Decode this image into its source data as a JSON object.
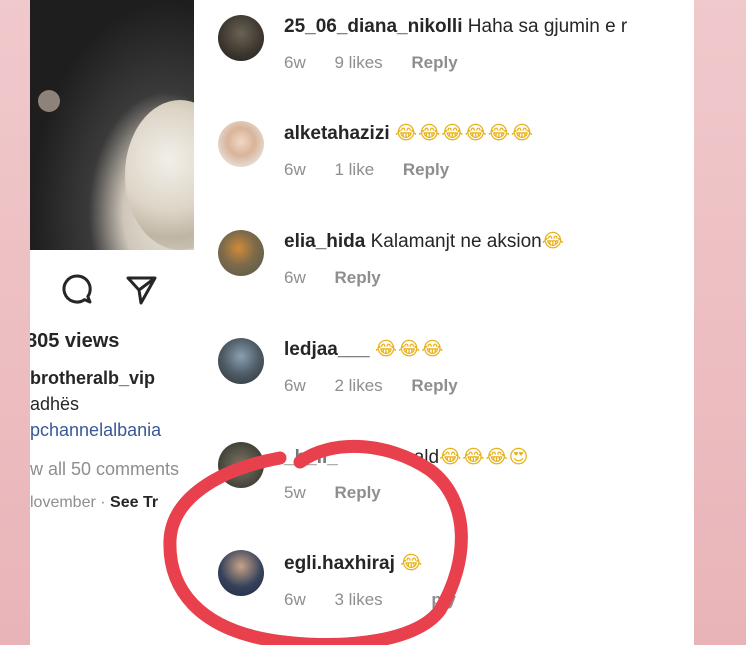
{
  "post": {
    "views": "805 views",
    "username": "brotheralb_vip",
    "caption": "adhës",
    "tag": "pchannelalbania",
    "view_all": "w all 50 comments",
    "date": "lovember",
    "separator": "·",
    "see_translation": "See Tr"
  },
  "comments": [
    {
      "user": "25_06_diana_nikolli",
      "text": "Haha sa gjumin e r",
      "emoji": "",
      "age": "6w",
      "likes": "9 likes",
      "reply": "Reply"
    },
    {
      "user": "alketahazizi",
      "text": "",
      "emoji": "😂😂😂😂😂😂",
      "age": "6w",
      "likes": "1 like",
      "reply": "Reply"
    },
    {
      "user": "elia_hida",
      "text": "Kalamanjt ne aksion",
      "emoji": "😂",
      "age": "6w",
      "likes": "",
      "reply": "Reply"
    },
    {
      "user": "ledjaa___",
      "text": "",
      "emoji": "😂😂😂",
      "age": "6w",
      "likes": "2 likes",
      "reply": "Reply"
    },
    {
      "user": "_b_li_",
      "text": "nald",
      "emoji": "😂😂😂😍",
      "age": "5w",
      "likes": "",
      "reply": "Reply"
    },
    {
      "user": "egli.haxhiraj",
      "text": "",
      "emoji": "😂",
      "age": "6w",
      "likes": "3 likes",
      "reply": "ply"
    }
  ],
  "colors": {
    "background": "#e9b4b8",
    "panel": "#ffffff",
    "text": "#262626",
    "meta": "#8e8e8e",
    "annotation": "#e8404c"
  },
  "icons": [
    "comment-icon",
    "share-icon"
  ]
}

:::::

## Problem requirements
Gather each line from the listing above that holds "emoji".

## Task result
      "emoji": "",
      "emoji": "😂😂😂😂😂😂",
      "emoji": "😂",
      "emoji": "😂😂😂",
      "emoji": "😂😂😂😍",
      "emoji": "😂",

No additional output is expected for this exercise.